• WHAT IS EXPECTED:
Every entry below should be repeated exactly; the pictures should not.
====== LISTED ENTRIES ======
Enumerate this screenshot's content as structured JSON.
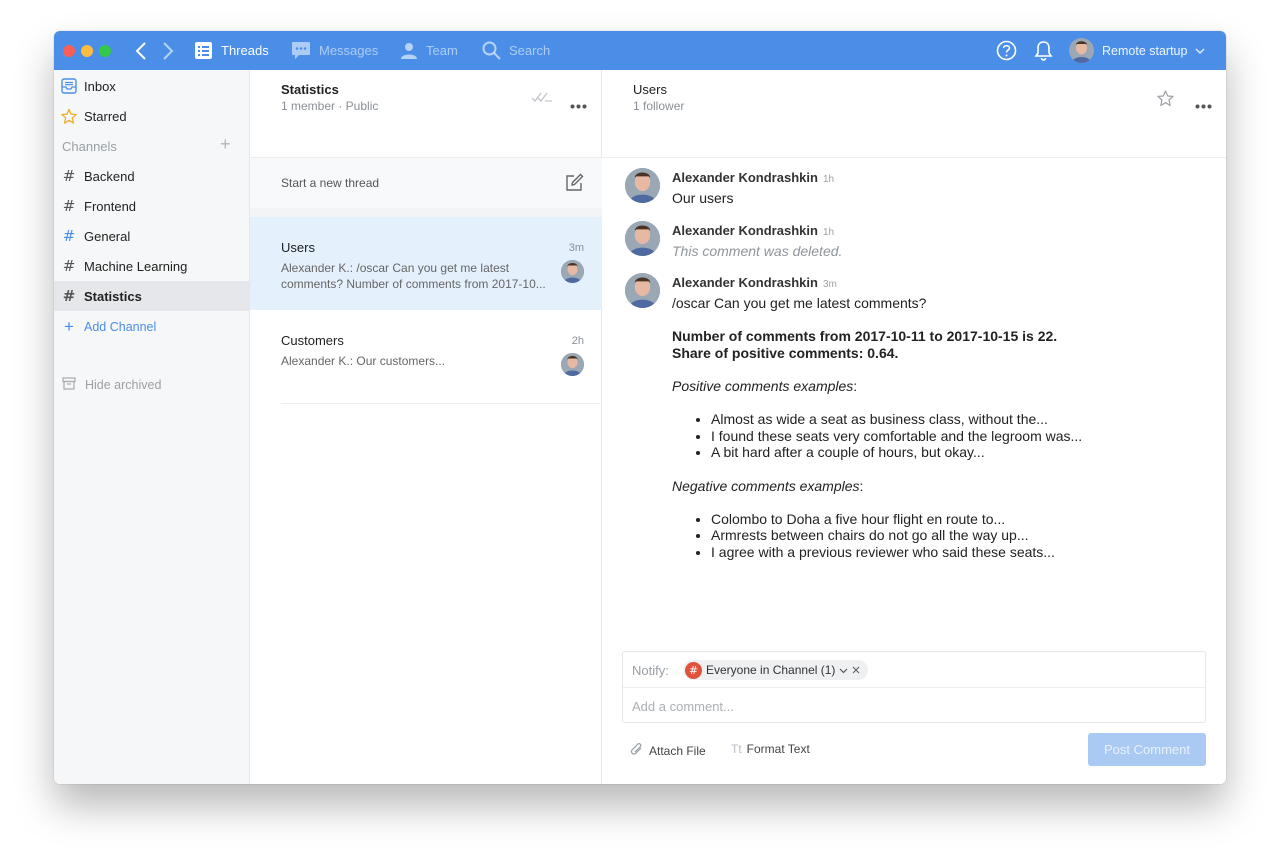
{
  "topbar": {
    "tabs": [
      {
        "label": "Threads",
        "icon": "threads-icon",
        "active": true
      },
      {
        "label": "Messages",
        "icon": "messages-icon",
        "active": false
      },
      {
        "label": "Team",
        "icon": "team-icon",
        "active": false
      },
      {
        "label": "Search",
        "icon": "search-icon",
        "active": false
      }
    ],
    "account_name": "Remote startup",
    "accent": "#4a8ee8"
  },
  "sidebar": {
    "inbox": "Inbox",
    "starred": "Starred",
    "channels_header": "Channels",
    "channels": [
      {
        "label": "Backend",
        "active": false
      },
      {
        "label": "Frontend",
        "active": false
      },
      {
        "label": "General",
        "active": false
      },
      {
        "label": "Machine Learning",
        "active": false
      },
      {
        "label": "Statistics",
        "active": true
      }
    ],
    "add_channel": "Add Channel",
    "hide_archived": "Hide archived"
  },
  "channel": {
    "title": "Statistics",
    "meta": "1 member · Public",
    "new_thread": "Start a new thread"
  },
  "threads": [
    {
      "title": "Users",
      "time": "3m",
      "preview": "Alexander K.: /oscar Can you get me latest comments?  Number of comments from 2017-10...",
      "selected": true
    },
    {
      "title": "Customers",
      "time": "2h",
      "preview": "Alexander K.: Our customers...",
      "selected": false
    }
  ],
  "thread_view": {
    "title": "Users",
    "followers": "1 follower",
    "messages": [
      {
        "author": "Alexander Kondrashkin",
        "time": "1h",
        "text": "Our users"
      },
      {
        "author": "Alexander Kondrashkin",
        "time": "1h",
        "text": "This comment was deleted."
      },
      {
        "author": "Alexander Kondrashkin",
        "time": "3m",
        "text": "/oscar Can you get me latest comments?",
        "bold_line_1": "Number of comments from 2017-10-11 to 2017-10-15 is 22.",
        "bold_line_2": "Share of positive comments: 0.64.",
        "positive_heading": "Positive comments examples",
        "positive": [
          "Almost as wide a seat as business class, without the...",
          "I found these seats very comfortable and the legroom was...",
          "A bit hard after a couple of hours, but okay..."
        ],
        "negative_heading": "Negative comments examples",
        "negative": [
          "Colombo to Doha a five hour flight en route to...",
          "Armrests between chairs do not go all the way up...",
          "I agree with a previous reviewer who said these seats..."
        ]
      }
    ]
  },
  "composer": {
    "notify_label": "Notify:",
    "notify_chip": "Everyone in Channel (1)",
    "placeholder": "Add a comment...",
    "attach_file": "Attach File",
    "format_text": "Format Text",
    "post_button": "Post Comment"
  }
}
======
• RESPONSE:
Enumerate this screenshot's content as structured JSON.
{
  "topbar": {
    "tabs": [
      {
        "label": "Threads",
        "icon": "threads-icon",
        "active": true
      },
      {
        "label": "Messages",
        "icon": "messages-icon",
        "active": false
      },
      {
        "label": "Team",
        "icon": "team-icon",
        "active": false
      },
      {
        "label": "Search",
        "icon": "search-icon",
        "active": false
      }
    ],
    "account_name": "Remote startup",
    "accent": "#4a8ee8"
  },
  "sidebar": {
    "inbox": "Inbox",
    "starred": "Starred",
    "channels_header": "Channels",
    "channels": [
      {
        "label": "Backend",
        "active": false
      },
      {
        "label": "Frontend",
        "active": false
      },
      {
        "label": "General",
        "active": false
      },
      {
        "label": "Machine Learning",
        "active": false
      },
      {
        "label": "Statistics",
        "active": true
      }
    ],
    "add_channel": "Add Channel",
    "hide_archived": "Hide archived"
  },
  "channel": {
    "title": "Statistics",
    "meta": "1 member · Public",
    "new_thread": "Start a new thread"
  },
  "threads": [
    {
      "title": "Users",
      "time": "3m",
      "preview": "Alexander K.: /oscar Can you get me latest comments?  Number of comments from 2017-10...",
      "selected": true
    },
    {
      "title": "Customers",
      "time": "2h",
      "preview": "Alexander K.: Our customers...",
      "selected": false
    }
  ],
  "thread_view": {
    "title": "Users",
    "followers": "1 follower",
    "messages": [
      {
        "author": "Alexander Kondrashkin",
        "time": "1h",
        "text": "Our users"
      },
      {
        "author": "Alexander Kondrashkin",
        "time": "1h",
        "text": "This comment was deleted."
      },
      {
        "author": "Alexander Kondrashkin",
        "time": "3m",
        "text": "/oscar Can you get me latest comments?",
        "bold_line_1": "Number of comments from 2017-10-11 to 2017-10-15 is 22.",
        "bold_line_2": "Share of positive comments: 0.64.",
        "positive_heading": "Positive comments examples",
        "positive": [
          "Almost as wide a seat as business class, without the...",
          "I found these seats very comfortable and the legroom was...",
          "A bit hard after a couple of hours, but okay..."
        ],
        "negative_heading": "Negative comments examples",
        "negative": [
          "Colombo to Doha a five hour flight en route to...",
          "Armrests between chairs do not go all the way up...",
          "I agree with a previous reviewer who said these seats..."
        ]
      }
    ]
  },
  "composer": {
    "notify_label": "Notify:",
    "notify_chip": "Everyone in Channel (1)",
    "placeholder": "Add a comment...",
    "attach_file": "Attach File",
    "format_text": "Format Text",
    "post_button": "Post Comment"
  }
}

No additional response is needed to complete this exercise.